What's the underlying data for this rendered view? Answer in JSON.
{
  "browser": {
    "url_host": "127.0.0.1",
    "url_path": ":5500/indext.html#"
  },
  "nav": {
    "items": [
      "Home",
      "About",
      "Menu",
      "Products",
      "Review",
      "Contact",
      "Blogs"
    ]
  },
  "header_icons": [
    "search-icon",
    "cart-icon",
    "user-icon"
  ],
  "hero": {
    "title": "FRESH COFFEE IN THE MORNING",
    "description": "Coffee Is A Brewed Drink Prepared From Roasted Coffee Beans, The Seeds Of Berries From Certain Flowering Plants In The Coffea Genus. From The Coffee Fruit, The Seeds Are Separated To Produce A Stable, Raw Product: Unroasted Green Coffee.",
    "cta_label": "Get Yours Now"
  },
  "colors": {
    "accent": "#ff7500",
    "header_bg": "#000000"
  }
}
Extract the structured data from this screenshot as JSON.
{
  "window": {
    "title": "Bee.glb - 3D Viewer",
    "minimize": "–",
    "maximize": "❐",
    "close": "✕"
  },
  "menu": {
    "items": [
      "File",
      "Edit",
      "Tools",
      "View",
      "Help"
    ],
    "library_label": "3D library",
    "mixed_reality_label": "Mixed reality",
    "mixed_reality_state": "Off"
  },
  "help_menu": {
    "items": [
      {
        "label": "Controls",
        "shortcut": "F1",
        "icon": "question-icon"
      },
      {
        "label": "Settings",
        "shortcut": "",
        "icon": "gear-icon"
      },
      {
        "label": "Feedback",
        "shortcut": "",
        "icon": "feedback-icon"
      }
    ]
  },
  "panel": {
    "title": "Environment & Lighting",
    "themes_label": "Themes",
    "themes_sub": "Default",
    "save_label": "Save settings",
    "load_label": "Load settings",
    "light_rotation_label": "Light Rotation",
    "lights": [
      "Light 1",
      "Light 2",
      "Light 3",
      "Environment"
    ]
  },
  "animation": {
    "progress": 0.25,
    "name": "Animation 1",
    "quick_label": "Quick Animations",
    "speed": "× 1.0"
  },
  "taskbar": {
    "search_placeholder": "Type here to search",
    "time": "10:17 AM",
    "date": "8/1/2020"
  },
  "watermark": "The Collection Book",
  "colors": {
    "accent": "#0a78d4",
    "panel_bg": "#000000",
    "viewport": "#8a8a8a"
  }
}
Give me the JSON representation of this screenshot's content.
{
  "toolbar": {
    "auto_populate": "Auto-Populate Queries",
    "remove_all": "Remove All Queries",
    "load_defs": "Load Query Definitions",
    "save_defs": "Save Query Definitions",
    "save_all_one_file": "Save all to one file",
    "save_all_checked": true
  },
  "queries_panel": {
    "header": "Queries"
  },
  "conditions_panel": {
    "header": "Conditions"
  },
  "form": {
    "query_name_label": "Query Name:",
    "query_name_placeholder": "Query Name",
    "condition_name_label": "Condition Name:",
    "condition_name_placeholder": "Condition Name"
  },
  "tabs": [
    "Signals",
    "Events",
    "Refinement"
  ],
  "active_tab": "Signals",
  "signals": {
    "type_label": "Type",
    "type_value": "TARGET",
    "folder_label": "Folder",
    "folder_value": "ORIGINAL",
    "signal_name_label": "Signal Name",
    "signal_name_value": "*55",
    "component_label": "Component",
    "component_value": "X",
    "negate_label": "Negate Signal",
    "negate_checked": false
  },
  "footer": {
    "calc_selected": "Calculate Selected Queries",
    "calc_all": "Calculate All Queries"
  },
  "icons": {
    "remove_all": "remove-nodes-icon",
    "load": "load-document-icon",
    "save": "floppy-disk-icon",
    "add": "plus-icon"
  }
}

(Written problem) Filter for "Query". Return all lines that hold it.

(Finished task)
    "load_defs": "Load Query Definitions",
    "save_defs": "Save Query Definitions",
    "query_name_label": "Query Name:",
    "query_name_placeholder": "Query Name",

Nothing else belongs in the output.